- _WRITTEN TASK_
Count the lines in the items below that contain the string "section", treating uppercase and lowercase as different, and give only that number.

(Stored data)
******
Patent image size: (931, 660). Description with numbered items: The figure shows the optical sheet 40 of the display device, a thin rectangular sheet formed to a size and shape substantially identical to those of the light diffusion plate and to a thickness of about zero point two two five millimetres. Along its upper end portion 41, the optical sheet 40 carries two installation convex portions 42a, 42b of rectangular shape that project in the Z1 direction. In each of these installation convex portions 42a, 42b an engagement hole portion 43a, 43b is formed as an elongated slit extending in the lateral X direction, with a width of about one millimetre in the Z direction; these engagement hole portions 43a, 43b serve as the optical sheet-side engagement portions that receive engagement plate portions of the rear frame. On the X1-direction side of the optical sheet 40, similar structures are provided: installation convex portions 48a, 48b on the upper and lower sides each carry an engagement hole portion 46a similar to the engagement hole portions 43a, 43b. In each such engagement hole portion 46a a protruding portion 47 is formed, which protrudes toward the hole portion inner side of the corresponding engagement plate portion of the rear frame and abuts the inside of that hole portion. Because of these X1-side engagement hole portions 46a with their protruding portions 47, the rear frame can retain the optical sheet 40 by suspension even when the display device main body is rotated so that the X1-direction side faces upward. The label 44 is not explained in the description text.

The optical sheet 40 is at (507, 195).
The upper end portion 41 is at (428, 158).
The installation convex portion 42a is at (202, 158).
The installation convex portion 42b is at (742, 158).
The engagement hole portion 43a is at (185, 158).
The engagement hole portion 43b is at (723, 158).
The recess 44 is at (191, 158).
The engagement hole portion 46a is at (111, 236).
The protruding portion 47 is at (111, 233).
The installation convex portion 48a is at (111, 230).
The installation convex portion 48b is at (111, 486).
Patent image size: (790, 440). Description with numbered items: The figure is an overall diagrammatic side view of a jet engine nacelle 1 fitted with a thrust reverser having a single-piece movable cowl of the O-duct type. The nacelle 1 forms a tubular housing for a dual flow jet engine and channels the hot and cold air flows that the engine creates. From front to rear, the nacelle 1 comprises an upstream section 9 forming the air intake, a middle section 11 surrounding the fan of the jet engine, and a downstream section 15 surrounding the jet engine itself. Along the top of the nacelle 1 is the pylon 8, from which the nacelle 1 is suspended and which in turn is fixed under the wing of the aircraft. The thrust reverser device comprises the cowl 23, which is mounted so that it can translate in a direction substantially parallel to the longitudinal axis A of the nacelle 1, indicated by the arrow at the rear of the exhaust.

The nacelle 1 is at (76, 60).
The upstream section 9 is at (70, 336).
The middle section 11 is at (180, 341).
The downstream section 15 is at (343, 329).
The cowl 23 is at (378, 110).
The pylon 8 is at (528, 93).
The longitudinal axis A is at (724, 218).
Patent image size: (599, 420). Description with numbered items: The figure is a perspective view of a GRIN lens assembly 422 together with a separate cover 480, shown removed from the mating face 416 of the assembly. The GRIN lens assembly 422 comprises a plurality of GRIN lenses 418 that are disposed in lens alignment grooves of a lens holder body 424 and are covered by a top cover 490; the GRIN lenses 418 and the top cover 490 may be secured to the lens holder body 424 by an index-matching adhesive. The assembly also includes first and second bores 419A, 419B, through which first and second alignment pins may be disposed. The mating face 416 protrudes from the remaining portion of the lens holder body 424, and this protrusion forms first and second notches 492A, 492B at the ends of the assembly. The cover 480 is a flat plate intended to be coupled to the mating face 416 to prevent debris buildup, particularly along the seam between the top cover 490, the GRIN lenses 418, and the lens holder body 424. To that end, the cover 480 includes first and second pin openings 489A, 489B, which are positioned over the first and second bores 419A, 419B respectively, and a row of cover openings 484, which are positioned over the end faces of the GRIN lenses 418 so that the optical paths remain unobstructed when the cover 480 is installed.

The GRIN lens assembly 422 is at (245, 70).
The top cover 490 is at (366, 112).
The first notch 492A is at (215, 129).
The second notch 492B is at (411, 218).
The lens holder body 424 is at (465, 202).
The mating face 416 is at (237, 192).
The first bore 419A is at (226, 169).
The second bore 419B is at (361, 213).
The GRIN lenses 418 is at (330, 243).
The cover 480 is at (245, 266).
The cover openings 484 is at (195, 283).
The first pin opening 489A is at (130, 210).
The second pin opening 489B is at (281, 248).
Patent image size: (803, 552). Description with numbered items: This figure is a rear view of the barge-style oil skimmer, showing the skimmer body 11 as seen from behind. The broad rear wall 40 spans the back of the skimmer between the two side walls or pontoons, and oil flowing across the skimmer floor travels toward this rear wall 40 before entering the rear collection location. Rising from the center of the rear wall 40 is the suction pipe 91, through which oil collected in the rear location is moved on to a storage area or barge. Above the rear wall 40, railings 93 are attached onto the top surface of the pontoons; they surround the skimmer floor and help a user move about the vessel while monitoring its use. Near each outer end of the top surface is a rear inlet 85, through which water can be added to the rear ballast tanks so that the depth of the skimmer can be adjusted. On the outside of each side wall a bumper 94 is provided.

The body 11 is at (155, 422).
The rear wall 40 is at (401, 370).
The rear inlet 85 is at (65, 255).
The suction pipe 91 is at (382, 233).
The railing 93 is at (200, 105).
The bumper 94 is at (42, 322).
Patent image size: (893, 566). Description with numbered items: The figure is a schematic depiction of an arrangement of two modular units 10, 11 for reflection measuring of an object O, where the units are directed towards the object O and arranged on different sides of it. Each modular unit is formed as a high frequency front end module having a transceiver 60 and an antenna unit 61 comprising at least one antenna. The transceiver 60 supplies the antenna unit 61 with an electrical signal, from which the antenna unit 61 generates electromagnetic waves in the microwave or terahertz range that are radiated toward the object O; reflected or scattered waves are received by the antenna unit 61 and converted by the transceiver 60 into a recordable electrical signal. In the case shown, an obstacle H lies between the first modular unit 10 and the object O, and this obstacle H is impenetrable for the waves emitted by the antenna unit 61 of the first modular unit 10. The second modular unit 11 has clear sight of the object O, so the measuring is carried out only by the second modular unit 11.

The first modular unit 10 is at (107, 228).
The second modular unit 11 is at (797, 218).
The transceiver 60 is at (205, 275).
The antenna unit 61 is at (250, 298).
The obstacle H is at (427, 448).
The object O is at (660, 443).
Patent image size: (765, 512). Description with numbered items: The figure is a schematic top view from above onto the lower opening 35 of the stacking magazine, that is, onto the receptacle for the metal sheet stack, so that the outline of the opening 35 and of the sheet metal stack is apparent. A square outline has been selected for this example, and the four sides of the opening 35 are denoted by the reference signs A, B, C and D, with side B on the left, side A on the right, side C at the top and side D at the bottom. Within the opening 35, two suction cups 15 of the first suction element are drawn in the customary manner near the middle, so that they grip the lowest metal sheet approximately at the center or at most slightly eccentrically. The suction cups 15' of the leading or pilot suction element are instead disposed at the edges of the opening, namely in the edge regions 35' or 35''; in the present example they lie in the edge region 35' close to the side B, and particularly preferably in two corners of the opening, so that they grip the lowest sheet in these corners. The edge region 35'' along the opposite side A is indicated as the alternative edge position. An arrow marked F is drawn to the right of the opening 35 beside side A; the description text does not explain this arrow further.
******
- _RESULT_
4